STATED EXERCISE :: Repeat all of the material below exactly as written, images excluded.

────

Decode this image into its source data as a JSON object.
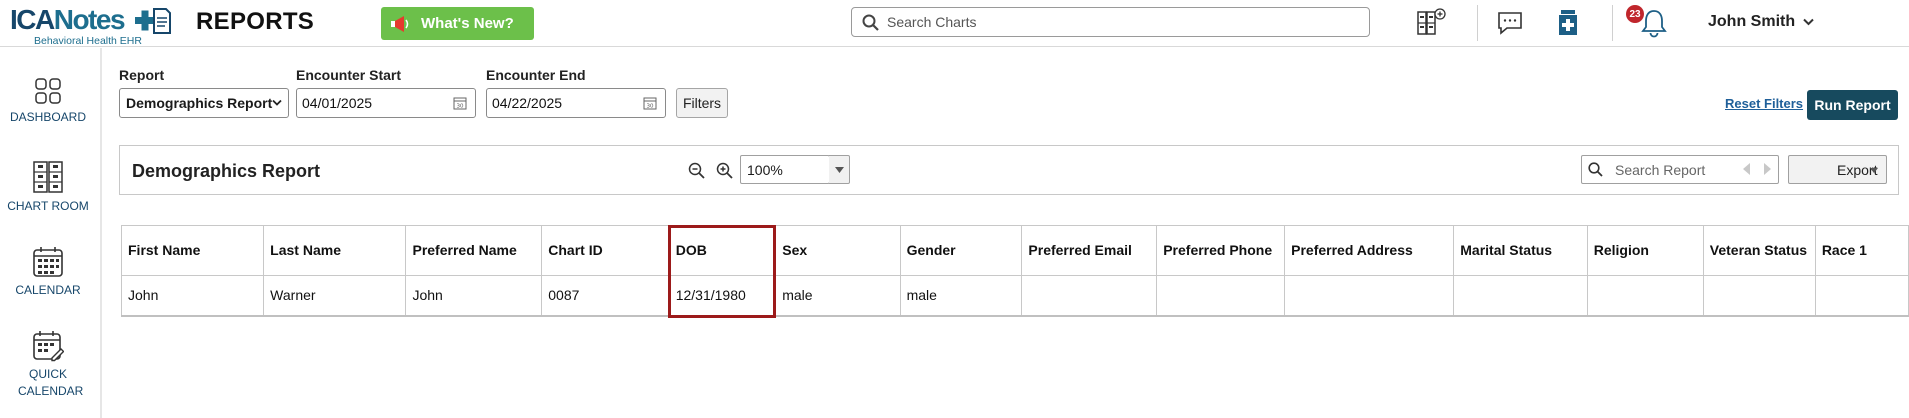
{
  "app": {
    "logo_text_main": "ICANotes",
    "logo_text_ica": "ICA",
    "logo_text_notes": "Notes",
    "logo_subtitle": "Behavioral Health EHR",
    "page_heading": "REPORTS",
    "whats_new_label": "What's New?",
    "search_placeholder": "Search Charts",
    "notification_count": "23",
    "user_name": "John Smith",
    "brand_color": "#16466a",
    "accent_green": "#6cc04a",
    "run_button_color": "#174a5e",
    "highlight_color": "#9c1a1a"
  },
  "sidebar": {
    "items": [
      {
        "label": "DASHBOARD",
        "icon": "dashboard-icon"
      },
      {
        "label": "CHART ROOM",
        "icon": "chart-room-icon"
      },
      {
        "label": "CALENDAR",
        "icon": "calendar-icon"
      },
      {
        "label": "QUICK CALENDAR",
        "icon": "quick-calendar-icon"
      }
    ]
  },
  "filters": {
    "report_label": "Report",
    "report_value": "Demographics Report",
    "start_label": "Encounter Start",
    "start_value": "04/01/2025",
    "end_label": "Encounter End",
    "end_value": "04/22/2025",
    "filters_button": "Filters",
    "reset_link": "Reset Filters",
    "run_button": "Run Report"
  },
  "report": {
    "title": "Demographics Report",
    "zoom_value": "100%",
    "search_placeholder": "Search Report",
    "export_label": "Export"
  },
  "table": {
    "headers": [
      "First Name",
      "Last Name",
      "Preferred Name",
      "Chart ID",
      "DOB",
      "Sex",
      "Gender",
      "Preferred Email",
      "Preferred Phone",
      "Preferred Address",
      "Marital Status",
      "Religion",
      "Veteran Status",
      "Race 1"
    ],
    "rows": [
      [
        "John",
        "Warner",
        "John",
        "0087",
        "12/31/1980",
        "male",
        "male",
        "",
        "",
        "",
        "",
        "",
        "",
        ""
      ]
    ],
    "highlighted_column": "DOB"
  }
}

────

OUTPUT ::
Decode this image into its source data as a JSON object.
{
  "app": {
    "logo_text_main": "ICANotes",
    "logo_text_ica": "ICA",
    "logo_text_notes": "Notes",
    "logo_subtitle": "Behavioral Health EHR",
    "page_heading": "REPORTS",
    "whats_new_label": "What's New?",
    "search_placeholder": "Search Charts",
    "notification_count": "23",
    "user_name": "John Smith",
    "brand_color": "#16466a",
    "accent_green": "#6cc04a",
    "run_button_color": "#174a5e",
    "highlight_color": "#9c1a1a"
  },
  "sidebar": {
    "items": [
      {
        "label": "DASHBOARD",
        "icon": "dashboard-icon"
      },
      {
        "label": "CHART ROOM",
        "icon": "chart-room-icon"
      },
      {
        "label": "CALENDAR",
        "icon": "calendar-icon"
      },
      {
        "label": "QUICK CALENDAR",
        "icon": "quick-calendar-icon"
      }
    ]
  },
  "filters": {
    "report_label": "Report",
    "report_value": "Demographics Report",
    "start_label": "Encounter Start",
    "start_value": "04/01/2025",
    "end_label": "Encounter End",
    "end_value": "04/22/2025",
    "filters_button": "Filters",
    "reset_link": "Reset Filters",
    "run_button": "Run Report"
  },
  "report": {
    "title": "Demographics Report",
    "zoom_value": "100%",
    "search_placeholder": "Search Report",
    "export_label": "Export"
  },
  "table": {
    "headers": [
      "First Name",
      "Last Name",
      "Preferred Name",
      "Chart ID",
      "DOB",
      "Sex",
      "Gender",
      "Preferred Email",
      "Preferred Phone",
      "Preferred Address",
      "Marital Status",
      "Religion",
      "Veteran Status",
      "Race 1"
    ],
    "rows": [
      [
        "John",
        "Warner",
        "John",
        "0087",
        "12/31/1980",
        "male",
        "male",
        "",
        "",
        "",
        "",
        "",
        "",
        ""
      ]
    ],
    "highlighted_column": "DOB"
  }
}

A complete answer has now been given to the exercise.